+++ Exercise input +++

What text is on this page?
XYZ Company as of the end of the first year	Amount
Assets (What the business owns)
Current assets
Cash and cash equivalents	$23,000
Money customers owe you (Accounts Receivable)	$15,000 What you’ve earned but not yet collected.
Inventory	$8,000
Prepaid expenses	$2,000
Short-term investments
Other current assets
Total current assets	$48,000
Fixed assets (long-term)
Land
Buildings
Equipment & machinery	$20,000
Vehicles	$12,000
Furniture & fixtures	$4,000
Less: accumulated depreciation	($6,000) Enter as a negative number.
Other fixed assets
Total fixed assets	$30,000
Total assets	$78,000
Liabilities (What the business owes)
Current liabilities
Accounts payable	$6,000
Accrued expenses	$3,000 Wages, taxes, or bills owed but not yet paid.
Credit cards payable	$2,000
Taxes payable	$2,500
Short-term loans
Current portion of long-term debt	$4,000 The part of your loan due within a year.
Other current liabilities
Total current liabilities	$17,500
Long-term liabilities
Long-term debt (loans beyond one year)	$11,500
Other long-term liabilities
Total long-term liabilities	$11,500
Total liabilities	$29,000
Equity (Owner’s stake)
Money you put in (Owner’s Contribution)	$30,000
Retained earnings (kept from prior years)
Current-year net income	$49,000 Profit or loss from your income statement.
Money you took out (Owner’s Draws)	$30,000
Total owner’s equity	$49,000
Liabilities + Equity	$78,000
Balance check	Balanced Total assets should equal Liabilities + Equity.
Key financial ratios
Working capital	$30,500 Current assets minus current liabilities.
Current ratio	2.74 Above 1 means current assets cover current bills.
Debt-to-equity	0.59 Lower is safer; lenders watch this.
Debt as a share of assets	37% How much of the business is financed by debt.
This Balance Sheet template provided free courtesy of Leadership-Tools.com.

+++

The entries above should be repeated exactly, every one of them.

• [Response to this exercise]:
What text is on this page?
XYZ Company as of the end of the first year	Amount
Assets (What the business owns)
Current assets
Cash and cash equivalents	$23,000
Money customers owe you (Accounts Receivable)	$15,000 What you’ve earned but not yet collected.
Inventory	$8,000
Prepaid expenses	$2,000
Short-term investments
Other current assets
Total current assets	$48,000
Fixed assets (long-term)
Land
Buildings
Equipment & machinery	$20,000
Vehicles	$12,000
Furniture & fixtures	$4,000
Less: accumulated depreciation	($6,000) Enter as a negative number.
Other fixed assets
Total fixed assets	$30,000
Total assets	$78,000
Liabilities (What the business owes)
Current liabilities
Accounts payable	$6,000
Accrued expenses	$3,000 Wages, taxes, or bills owed but not yet paid.
Credit cards payable	$2,000
Taxes payable	$2,500
Short-term loans
Current portion of long-term debt	$4,000 The part of your loan due within a year.
Other current liabilities
Total current liabilities	$17,500
Long-term liabilities
Long-term debt (loans beyond one year)	$11,500
Other long-term liabilities
Total long-term liabilities	$11,500
Total liabilities	$29,000
Equity (Owner’s stake)
Money you put in (Owner’s Contribution)	$30,000
Retained earnings (kept from prior years)
Current-year net income	$49,000 Profit or loss from your income statement.
Money you took out (Owner’s Draws)	$30,000
Total owner’s equity	$49,000
Liabilities + Equity	$78,000
Balance check	Balanced Total assets should equal Liabilities + Equity.
Key financial ratios
Working capital	$30,500 Current assets minus current liabilities.
Current ratio	2.74 Above 1 means current assets cover current bills.
Debt-to-equity	0.59 Lower is safer; lenders watch this.
Debt as a share of assets	37% How much of the business is financed by debt.
This Balance Sheet template provided free courtesy of Leadership-Tools.com.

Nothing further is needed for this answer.